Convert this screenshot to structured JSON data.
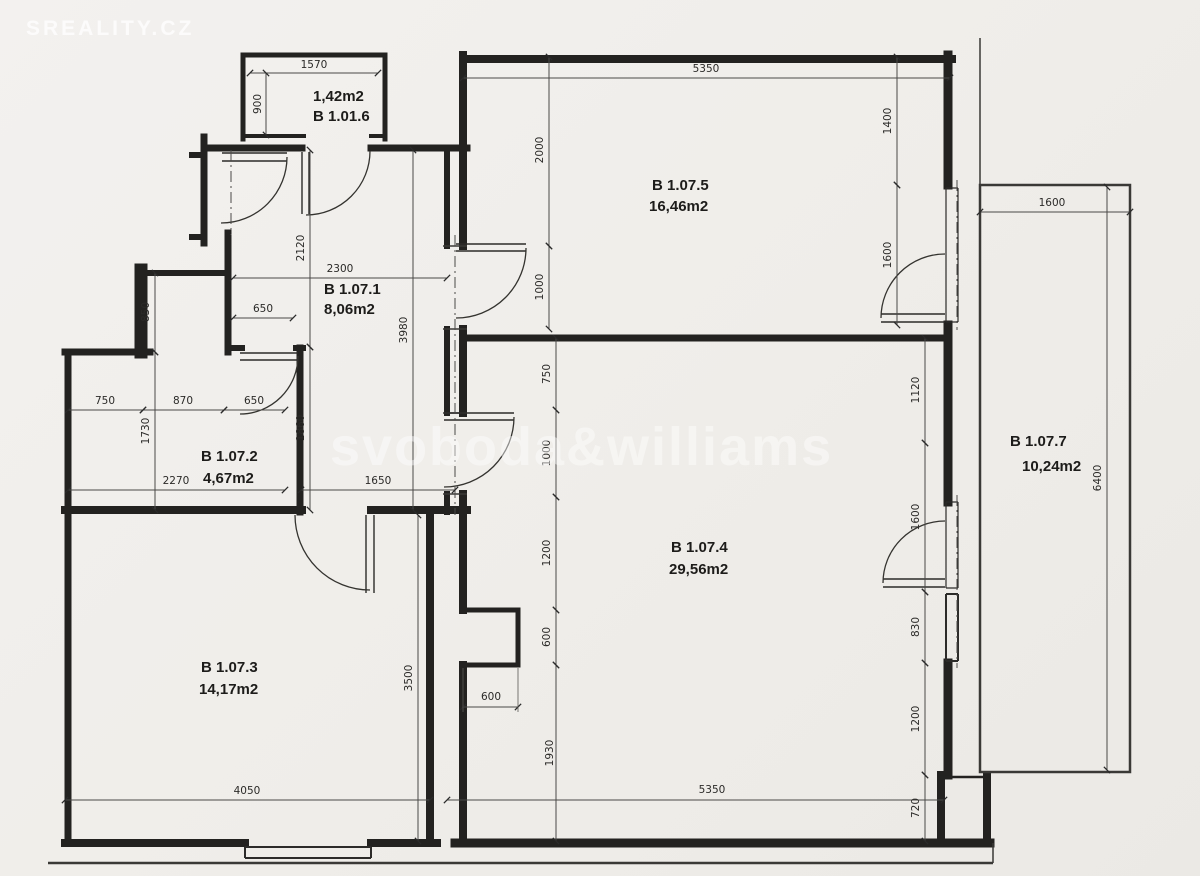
{
  "watermarks": {
    "top_left": "SREALITY.CZ",
    "center": "svoboda&williams"
  },
  "rooms": [
    {
      "id": "B 1.01.6",
      "area": "1,42m2"
    },
    {
      "id": "B 1.07.1",
      "area": "8,06m2"
    },
    {
      "id": "B 1.07.2",
      "area": "4,67m2"
    },
    {
      "id": "B 1.07.3",
      "area": "14,17m2"
    },
    {
      "id": "B 1.07.4",
      "area": "29,56m2"
    },
    {
      "id": "B 1.07.5",
      "area": "16,46m2"
    },
    {
      "id": "B 1.07.7",
      "area": "10,24m2"
    }
  ],
  "dims": {
    "vestibule_width": "1570",
    "vestibule_depth": "900",
    "room5_top_width": "5350",
    "room5_left_upper": "2000",
    "room5_left_door": "1000",
    "room5_right_upper": "1400",
    "room5_right_door": "1600",
    "entry_height": "2120",
    "hall_width": "2300",
    "hall_shaft_width": "650",
    "hall_right_height": "3980",
    "bath_upper_height": "850",
    "bath_seg_left": "750",
    "bath_seg_mid": "870",
    "bath_door_width": "650",
    "bath_lower_height": "1730",
    "bath_bottom_width": "2270",
    "hall_lower_height": "1860",
    "hall_bottom_width": "1650",
    "room4_left_upper": "750",
    "room4_left_door": "1000",
    "room4_left_mid": "1200",
    "room4_niche_height": "600",
    "room4_niche_depth": "600",
    "room4_left_lower": "1930",
    "room3_height": "3500",
    "room3_width": "4050",
    "room4_bottom_width": "5350",
    "room4_right_upper": "1120",
    "room4_right_door": "1600",
    "room4_right_window": "830",
    "room4_right_mid": "1200",
    "room4_right_lower": "720",
    "balcony_width": "1600",
    "balcony_length": "6400"
  }
}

======

Using the data above, print every line exactly, omitting pictures.

Convert this screenshot to structured JSON data.
{
  "watermarks": {
    "top_left": "SREALITY.CZ",
    "center": "svoboda&williams"
  },
  "rooms": [
    {
      "id": "B 1.01.6",
      "area": "1,42m2"
    },
    {
      "id": "B 1.07.1",
      "area": "8,06m2"
    },
    {
      "id": "B 1.07.2",
      "area": "4,67m2"
    },
    {
      "id": "B 1.07.3",
      "area": "14,17m2"
    },
    {
      "id": "B 1.07.4",
      "area": "29,56m2"
    },
    {
      "id": "B 1.07.5",
      "area": "16,46m2"
    },
    {
      "id": "B 1.07.7",
      "area": "10,24m2"
    }
  ],
  "dims": {
    "vestibule_width": "1570",
    "vestibule_depth": "900",
    "room5_top_width": "5350",
    "room5_left_upper": "2000",
    "room5_left_door": "1000",
    "room5_right_upper": "1400",
    "room5_right_door": "1600",
    "entry_height": "2120",
    "hall_width": "2300",
    "hall_shaft_width": "650",
    "hall_right_height": "3980",
    "bath_upper_height": "850",
    "bath_seg_left": "750",
    "bath_seg_mid": "870",
    "bath_door_width": "650",
    "bath_lower_height": "1730",
    "bath_bottom_width": "2270",
    "hall_lower_height": "1860",
    "hall_bottom_width": "1650",
    "room4_left_upper": "750",
    "room4_left_door": "1000",
    "room4_left_mid": "1200",
    "room4_niche_height": "600",
    "room4_niche_depth": "600",
    "room4_left_lower": "1930",
    "room3_height": "3500",
    "room3_width": "4050",
    "room4_bottom_width": "5350",
    "room4_right_upper": "1120",
    "room4_right_door": "1600",
    "room4_right_window": "830",
    "room4_right_mid": "1200",
    "room4_right_lower": "720",
    "balcony_width": "1600",
    "balcony_length": "6400"
  }
}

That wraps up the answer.